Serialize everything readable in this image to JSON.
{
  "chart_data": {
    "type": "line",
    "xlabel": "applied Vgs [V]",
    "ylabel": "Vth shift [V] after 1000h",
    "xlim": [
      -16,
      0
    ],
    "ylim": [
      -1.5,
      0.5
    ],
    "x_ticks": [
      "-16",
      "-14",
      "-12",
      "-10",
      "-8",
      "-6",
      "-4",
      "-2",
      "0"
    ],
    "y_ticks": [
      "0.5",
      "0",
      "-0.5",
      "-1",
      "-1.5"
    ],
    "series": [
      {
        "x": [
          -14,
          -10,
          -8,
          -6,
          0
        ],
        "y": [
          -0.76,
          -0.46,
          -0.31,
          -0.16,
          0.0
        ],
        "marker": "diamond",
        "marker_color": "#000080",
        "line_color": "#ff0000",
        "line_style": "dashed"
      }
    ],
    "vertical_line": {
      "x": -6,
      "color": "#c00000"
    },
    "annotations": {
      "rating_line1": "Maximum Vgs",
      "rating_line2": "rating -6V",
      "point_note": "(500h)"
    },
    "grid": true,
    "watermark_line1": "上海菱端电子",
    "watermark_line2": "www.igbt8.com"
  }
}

□ □ □ □

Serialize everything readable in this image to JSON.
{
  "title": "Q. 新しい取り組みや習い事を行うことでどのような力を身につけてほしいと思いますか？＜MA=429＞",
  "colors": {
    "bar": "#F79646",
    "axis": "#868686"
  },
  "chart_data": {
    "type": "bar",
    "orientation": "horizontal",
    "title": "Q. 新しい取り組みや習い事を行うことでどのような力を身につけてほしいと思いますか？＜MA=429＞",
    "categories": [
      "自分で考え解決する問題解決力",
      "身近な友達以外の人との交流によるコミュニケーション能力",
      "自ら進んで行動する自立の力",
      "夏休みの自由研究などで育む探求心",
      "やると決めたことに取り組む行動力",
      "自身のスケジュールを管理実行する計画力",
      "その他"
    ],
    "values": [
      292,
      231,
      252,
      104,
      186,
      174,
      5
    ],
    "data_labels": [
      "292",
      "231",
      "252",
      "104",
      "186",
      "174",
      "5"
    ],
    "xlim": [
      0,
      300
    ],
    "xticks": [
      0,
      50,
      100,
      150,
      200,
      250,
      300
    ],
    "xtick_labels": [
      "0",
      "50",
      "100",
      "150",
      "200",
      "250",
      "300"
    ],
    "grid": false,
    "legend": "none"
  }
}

□ □ □ □

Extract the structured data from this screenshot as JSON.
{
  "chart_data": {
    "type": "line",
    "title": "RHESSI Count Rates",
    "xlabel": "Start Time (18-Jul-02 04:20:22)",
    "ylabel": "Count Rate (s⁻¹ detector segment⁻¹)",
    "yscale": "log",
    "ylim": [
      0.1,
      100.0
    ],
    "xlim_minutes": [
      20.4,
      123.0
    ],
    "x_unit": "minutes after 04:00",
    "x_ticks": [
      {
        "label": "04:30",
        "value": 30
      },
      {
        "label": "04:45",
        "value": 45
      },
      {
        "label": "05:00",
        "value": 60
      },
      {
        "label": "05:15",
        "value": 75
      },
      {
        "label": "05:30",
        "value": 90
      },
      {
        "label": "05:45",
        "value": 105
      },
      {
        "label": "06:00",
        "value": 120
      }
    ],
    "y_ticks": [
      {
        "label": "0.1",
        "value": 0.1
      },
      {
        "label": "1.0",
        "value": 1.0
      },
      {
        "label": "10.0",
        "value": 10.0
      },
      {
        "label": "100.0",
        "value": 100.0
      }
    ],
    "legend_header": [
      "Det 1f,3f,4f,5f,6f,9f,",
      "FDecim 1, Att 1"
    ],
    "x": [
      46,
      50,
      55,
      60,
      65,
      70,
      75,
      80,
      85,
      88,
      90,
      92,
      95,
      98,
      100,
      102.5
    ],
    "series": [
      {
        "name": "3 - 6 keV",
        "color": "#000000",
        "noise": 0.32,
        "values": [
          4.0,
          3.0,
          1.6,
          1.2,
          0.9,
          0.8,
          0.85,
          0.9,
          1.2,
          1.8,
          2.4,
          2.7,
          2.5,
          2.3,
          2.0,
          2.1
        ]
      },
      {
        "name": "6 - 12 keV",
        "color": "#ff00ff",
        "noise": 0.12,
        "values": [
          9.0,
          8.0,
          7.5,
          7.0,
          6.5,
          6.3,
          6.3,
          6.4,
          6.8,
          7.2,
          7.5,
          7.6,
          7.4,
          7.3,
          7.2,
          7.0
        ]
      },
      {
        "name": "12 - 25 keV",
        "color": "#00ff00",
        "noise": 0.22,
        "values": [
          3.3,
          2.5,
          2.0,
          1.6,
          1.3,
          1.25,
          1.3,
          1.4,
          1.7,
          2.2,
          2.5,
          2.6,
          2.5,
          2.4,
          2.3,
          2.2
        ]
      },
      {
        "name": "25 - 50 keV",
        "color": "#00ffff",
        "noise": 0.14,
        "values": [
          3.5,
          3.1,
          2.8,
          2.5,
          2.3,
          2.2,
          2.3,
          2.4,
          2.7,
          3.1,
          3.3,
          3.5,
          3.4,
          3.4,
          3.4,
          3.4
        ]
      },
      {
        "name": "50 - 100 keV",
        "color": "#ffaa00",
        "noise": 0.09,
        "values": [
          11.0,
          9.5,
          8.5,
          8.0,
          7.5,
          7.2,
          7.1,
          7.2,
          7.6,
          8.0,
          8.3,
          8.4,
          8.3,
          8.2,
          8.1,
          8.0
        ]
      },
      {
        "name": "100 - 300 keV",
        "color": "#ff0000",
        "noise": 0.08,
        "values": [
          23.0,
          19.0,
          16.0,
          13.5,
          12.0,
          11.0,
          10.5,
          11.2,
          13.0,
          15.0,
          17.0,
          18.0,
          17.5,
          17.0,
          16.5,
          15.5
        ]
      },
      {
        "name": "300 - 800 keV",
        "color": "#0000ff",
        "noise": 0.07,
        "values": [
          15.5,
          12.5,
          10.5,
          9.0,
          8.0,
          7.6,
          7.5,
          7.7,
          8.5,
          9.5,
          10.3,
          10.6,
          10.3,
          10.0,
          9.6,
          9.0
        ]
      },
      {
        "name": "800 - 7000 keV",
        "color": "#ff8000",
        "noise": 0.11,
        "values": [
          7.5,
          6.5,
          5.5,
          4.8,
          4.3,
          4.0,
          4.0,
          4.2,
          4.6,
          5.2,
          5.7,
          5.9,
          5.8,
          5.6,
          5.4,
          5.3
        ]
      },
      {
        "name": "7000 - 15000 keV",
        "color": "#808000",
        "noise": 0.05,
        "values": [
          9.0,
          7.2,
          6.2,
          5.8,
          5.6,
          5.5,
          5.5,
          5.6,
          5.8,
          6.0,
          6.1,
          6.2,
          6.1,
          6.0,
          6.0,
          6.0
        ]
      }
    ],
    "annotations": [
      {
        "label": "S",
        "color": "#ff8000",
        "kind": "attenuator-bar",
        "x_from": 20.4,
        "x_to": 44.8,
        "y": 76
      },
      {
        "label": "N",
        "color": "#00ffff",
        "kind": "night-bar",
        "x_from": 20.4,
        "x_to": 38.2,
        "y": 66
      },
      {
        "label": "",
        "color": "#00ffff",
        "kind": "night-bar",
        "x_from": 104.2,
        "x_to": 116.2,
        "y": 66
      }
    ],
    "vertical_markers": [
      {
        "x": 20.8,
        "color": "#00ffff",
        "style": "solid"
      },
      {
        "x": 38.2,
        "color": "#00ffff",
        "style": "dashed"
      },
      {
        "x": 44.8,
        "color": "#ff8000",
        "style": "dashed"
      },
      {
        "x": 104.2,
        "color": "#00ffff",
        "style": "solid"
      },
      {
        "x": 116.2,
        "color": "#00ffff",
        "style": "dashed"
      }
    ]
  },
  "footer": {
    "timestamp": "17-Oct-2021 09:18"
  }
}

□ □ □ □

■ **WORK TO COMPLETE**
State how many lines of the records hold the string "noise", and nothing else.

■ **ANSWER**
9